Pictures stay out of the copy; set down each line of the listing below exactly.

● **The records**
===
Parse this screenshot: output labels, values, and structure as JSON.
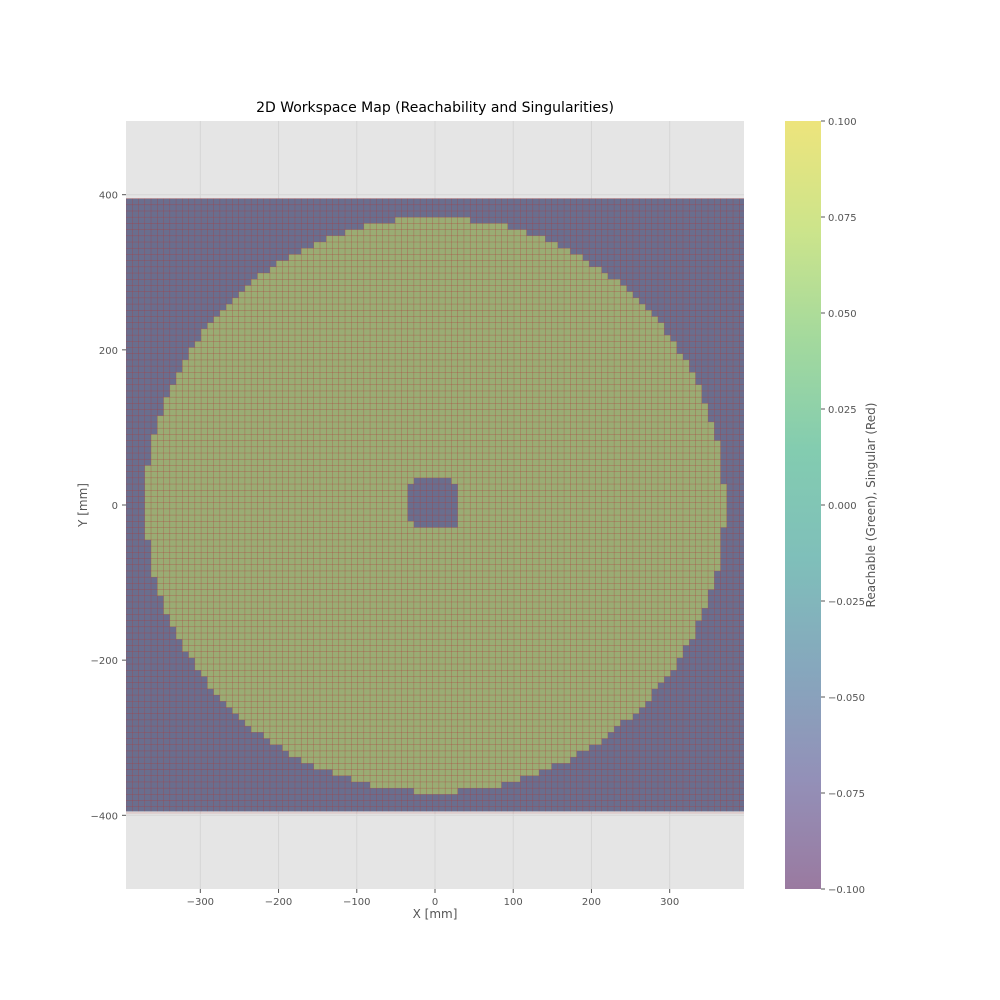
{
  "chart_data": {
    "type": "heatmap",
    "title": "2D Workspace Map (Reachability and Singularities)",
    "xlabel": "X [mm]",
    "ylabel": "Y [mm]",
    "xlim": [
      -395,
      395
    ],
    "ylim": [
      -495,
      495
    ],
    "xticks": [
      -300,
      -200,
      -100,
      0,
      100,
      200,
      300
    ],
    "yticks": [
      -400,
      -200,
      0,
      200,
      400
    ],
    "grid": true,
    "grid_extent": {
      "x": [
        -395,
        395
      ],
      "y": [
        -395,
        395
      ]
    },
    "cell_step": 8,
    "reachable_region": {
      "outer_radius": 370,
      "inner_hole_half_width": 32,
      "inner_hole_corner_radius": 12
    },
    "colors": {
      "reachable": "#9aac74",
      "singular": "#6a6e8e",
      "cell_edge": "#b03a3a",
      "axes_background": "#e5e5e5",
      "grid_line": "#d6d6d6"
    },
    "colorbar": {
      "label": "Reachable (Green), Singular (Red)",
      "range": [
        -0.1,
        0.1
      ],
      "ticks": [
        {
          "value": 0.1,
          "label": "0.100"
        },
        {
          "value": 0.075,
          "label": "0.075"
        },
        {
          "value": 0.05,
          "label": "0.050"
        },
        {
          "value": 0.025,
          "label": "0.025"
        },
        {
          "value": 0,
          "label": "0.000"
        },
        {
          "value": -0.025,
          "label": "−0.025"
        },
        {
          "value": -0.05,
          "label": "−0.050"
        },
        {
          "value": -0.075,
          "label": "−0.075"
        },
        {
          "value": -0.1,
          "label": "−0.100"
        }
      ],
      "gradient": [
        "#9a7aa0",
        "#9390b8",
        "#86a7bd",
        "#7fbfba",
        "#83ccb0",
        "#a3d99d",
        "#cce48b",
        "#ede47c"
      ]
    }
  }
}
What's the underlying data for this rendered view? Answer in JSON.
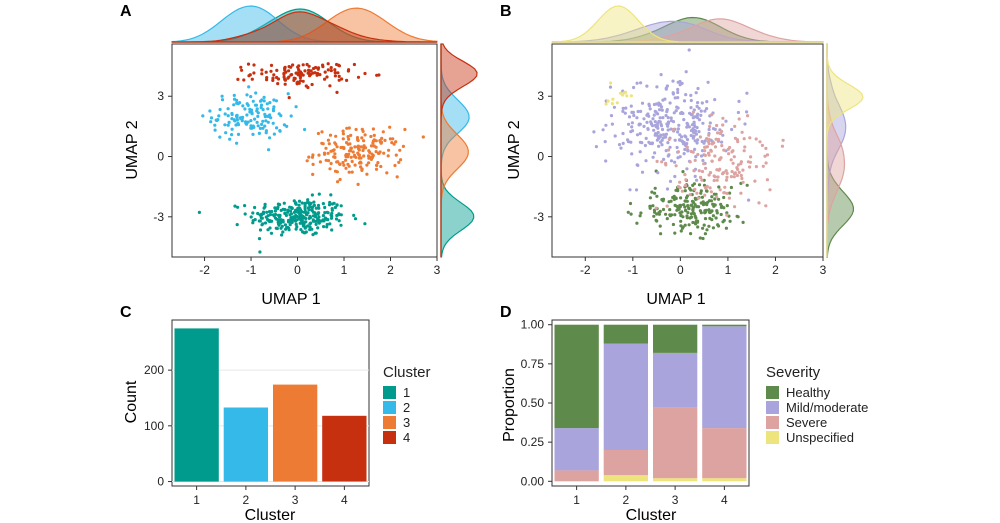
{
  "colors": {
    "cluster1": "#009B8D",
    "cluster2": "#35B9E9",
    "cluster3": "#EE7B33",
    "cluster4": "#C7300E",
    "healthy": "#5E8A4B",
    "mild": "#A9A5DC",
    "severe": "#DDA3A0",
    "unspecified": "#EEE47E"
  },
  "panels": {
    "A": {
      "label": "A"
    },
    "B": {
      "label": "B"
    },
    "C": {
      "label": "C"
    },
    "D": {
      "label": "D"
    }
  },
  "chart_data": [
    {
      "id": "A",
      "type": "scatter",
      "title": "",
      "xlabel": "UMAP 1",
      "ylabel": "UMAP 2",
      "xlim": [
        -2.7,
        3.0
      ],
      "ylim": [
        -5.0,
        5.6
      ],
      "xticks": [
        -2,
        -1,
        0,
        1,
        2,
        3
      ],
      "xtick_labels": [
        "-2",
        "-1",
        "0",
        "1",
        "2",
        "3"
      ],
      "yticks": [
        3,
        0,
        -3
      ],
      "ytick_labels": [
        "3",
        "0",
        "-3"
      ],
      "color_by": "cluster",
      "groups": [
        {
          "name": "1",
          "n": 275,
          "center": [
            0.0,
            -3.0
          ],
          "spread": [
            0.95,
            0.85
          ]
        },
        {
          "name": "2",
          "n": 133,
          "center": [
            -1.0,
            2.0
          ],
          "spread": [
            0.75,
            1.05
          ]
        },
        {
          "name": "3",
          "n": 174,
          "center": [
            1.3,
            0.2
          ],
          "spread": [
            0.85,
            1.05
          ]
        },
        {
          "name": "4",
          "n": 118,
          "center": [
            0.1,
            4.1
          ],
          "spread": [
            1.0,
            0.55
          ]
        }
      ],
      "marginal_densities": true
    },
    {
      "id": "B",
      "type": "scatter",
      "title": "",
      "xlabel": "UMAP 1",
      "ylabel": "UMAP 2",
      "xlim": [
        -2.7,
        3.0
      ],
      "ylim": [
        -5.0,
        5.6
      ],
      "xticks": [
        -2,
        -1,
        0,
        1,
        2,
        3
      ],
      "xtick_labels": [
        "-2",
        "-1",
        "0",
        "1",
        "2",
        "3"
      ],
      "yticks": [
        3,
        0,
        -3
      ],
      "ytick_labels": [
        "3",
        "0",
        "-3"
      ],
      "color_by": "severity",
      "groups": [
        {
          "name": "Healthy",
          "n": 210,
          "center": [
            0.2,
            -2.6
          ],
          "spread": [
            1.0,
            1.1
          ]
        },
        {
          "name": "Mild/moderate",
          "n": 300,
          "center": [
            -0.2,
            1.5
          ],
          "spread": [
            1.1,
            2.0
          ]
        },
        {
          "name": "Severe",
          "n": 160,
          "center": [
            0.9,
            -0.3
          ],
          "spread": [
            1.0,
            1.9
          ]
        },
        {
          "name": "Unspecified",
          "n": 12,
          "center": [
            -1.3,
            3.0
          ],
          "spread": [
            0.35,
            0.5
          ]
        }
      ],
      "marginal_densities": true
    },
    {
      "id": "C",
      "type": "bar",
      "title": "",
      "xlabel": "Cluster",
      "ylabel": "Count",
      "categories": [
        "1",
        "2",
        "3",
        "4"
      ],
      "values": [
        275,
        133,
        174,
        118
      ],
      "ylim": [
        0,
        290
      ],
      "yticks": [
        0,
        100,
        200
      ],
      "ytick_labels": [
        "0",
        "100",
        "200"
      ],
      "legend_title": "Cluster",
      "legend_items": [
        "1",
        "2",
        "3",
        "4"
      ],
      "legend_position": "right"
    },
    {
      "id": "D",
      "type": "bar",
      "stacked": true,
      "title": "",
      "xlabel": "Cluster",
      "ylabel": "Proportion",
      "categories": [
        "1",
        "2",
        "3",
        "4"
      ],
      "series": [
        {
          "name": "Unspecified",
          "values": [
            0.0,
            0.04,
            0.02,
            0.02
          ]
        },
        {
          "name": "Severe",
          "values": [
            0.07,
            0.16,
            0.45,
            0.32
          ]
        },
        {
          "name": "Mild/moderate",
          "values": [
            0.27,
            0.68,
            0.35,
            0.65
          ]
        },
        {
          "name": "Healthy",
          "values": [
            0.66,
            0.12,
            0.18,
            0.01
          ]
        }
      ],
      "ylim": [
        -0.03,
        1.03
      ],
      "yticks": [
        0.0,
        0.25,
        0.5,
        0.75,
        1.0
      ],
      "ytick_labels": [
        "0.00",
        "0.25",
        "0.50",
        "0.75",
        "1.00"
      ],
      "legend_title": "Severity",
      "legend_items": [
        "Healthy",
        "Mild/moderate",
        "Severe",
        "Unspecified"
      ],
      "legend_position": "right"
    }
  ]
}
===
● **Exercise solution**
Parse this screenshot: output labels, values, and structure as JSON.
{
  "chart_data": {
    "type": "heatmap",
    "title": "2D Workspace Map (Reachability and Singularities)",
    "xlabel": "X [mm]",
    "ylabel": "Y [mm]",
    "xlim": [
      -395,
      395
    ],
    "ylim": [
      -495,
      495
    ],
    "xticks": [
      -300,
      -200,
      -100,
      0,
      100,
      200,
      300
    ],
    "yticks": [
      -400,
      -200,
      0,
      200,
      400
    ],
    "grid": true,
    "grid_extent": {
      "x": [
        -395,
        395
      ],
      "y": [
        -395,
        395
      ]
    },
    "cell_step": 8,
    "reachable_region": {
      "outer_radius": 370,
      "inner_hole_half_width": 32,
      "inner_hole_corner_radius": 12
    },
    "colors": {
      "reachable": "#9aac74",
      "singular": "#6a6e8e",
      "cell_edge": "#b03a3a",
      "axes_background": "#e5e5e5",
      "grid_line": "#d6d6d6"
    },
    "colorbar": {
      "label": "Reachable (Green), Singular (Red)",
      "range": [
        -0.1,
        0.1
      ],
      "ticks": [
        {
          "value": 0.1,
          "label": "0.100"
        },
        {
          "value": 0.075,
          "label": "0.075"
        },
        {
          "value": 0.05,
          "label": "0.050"
        },
        {
          "value": 0.025,
          "label": "0.025"
        },
        {
          "value": 0,
          "label": "0.000"
        },
        {
          "value": -0.025,
          "label": "−0.025"
        },
        {
          "value": -0.05,
          "label": "−0.050"
        },
        {
          "value": -0.075,
          "label": "−0.075"
        },
        {
          "value": -0.1,
          "label": "−0.100"
        }
      ],
      "gradient": [
        "#9a7aa0",
        "#9390b8",
        "#86a7bd",
        "#7fbfba",
        "#83ccb0",
        "#a3d99d",
        "#cce48b",
        "#ede47c"
      ]
    }
  }
}
What's the underlying data for this rendered view? Answer in JSON.
{
  "colors": {
    "cluster1": "#009B8D",
    "cluster2": "#35B9E9",
    "cluster3": "#EE7B33",
    "cluster4": "#C7300E",
    "healthy": "#5E8A4B",
    "mild": "#A9A5DC",
    "severe": "#DDA3A0",
    "unspecified": "#EEE47E"
  },
  "panels": {
    "A": {
      "label": "A"
    },
    "B": {
      "label": "B"
    },
    "C": {
      "label": "C"
    },
    "D": {
      "label": "D"
    }
  },
  "chart_data": [
    {
      "id": "A",
      "type": "scatter",
      "title": "",
      "xlabel": "UMAP 1",
      "ylabel": "UMAP 2",
      "xlim": [
        -2.7,
        3.0
      ],
      "ylim": [
        -5.0,
        5.6
      ],
      "xticks": [
        -2,
        -1,
        0,
        1,
        2,
        3
      ],
      "xtick_labels": [
        "-2",
        "-1",
        "0",
        "1",
        "2",
        "3"
      ],
      "yticks": [
        3,
        0,
        -3
      ],
      "ytick_labels": [
        "3",
        "0",
        "-3"
      ],
      "color_by": "cluster",
      "groups": [
        {
          "name": "1",
          "n": 275,
          "center": [
            0.0,
            -3.0
          ],
          "spread": [
            0.95,
            0.85
          ]
        },
        {
          "name": "2",
          "n": 133,
          "center": [
            -1.0,
            2.0
          ],
          "spread": [
            0.75,
            1.05
          ]
        },
        {
          "name": "3",
          "n": 174,
          "center": [
            1.3,
            0.2
          ],
          "spread": [
            0.85,
            1.05
          ]
        },
        {
          "name": "4",
          "n": 118,
          "center": [
            0.1,
            4.1
          ],
          "spread": [
            1.0,
            0.55
          ]
        }
      ],
      "marginal_densities": true
    },
    {
      "id": "B",
      "type": "scatter",
      "title": "",
      "xlabel": "UMAP 1",
      "ylabel": "UMAP 2",
      "xlim": [
        -2.7,
        3.0
      ],
      "ylim": [
        -5.0,
        5.6
      ],
      "xticks": [
        -2,
        -1,
        0,
        1,
        2,
        3
      ],
      "xtick_labels": [
        "-2",
        "-1",
        "0",
        "1",
        "2",
        "3"
      ],
      "yticks": [
        3,
        0,
        -3
      ],
      "ytick_labels": [
        "3",
        "0",
        "-3"
      ],
      "color_by": "severity",
      "groups": [
        {
          "name": "Healthy",
          "n": 210,
          "center": [
            0.2,
            -2.6
          ],
          "spread": [
            1.0,
            1.1
          ]
        },
        {
          "name": "Mild/moderate",
          "n": 300,
          "center": [
            -0.2,
            1.5
          ],
          "spread": [
            1.1,
            2.0
          ]
        },
        {
          "name": "Severe",
          "n": 160,
          "center": [
            0.9,
            -0.3
          ],
          "spread": [
            1.0,
            1.9
          ]
        },
        {
          "name": "Unspecified",
          "n": 12,
          "center": [
            -1.3,
            3.0
          ],
          "spread": [
            0.35,
            0.5
          ]
        }
      ],
      "marginal_densities": true
    },
    {
      "id": "C",
      "type": "bar",
      "title": "",
      "xlabel": "Cluster",
      "ylabel": "Count",
      "categories": [
        "1",
        "2",
        "3",
        "4"
      ],
      "values": [
        275,
        133,
        174,
        118
      ],
      "ylim": [
        0,
        290
      ],
      "yticks": [
        0,
        100,
        200
      ],
      "ytick_labels": [
        "0",
        "100",
        "200"
      ],
      "legend_title": "Cluster",
      "legend_items": [
        "1",
        "2",
        "3",
        "4"
      ],
      "legend_position": "right"
    },
    {
      "id": "D",
      "type": "bar",
      "stacked": true,
      "title": "",
      "xlabel": "Cluster",
      "ylabel": "Proportion",
      "categories": [
        "1",
        "2",
        "3",
        "4"
      ],
      "series": [
        {
          "name": "Unspecified",
          "values": [
            0.0,
            0.04,
            0.02,
            0.02
          ]
        },
        {
          "name": "Severe",
          "values": [
            0.07,
            0.16,
            0.45,
            0.32
          ]
        },
        {
          "name": "Mild/moderate",
          "values": [
            0.27,
            0.68,
            0.35,
            0.65
          ]
        },
        {
          "name": "Healthy",
          "values": [
            0.66,
            0.12,
            0.18,
            0.01
          ]
        }
      ],
      "ylim": [
        -0.03,
        1.03
      ],
      "yticks": [
        0.0,
        0.25,
        0.5,
        0.75,
        1.0
      ],
      "ytick_labels": [
        "0.00",
        "0.25",
        "0.50",
        "0.75",
        "1.00"
      ],
      "legend_title": "Severity",
      "legend_items": [
        "Healthy",
        "Mild/moderate",
        "Severe",
        "Unspecified"
      ],
      "legend_position": "right"
    }
  ]
}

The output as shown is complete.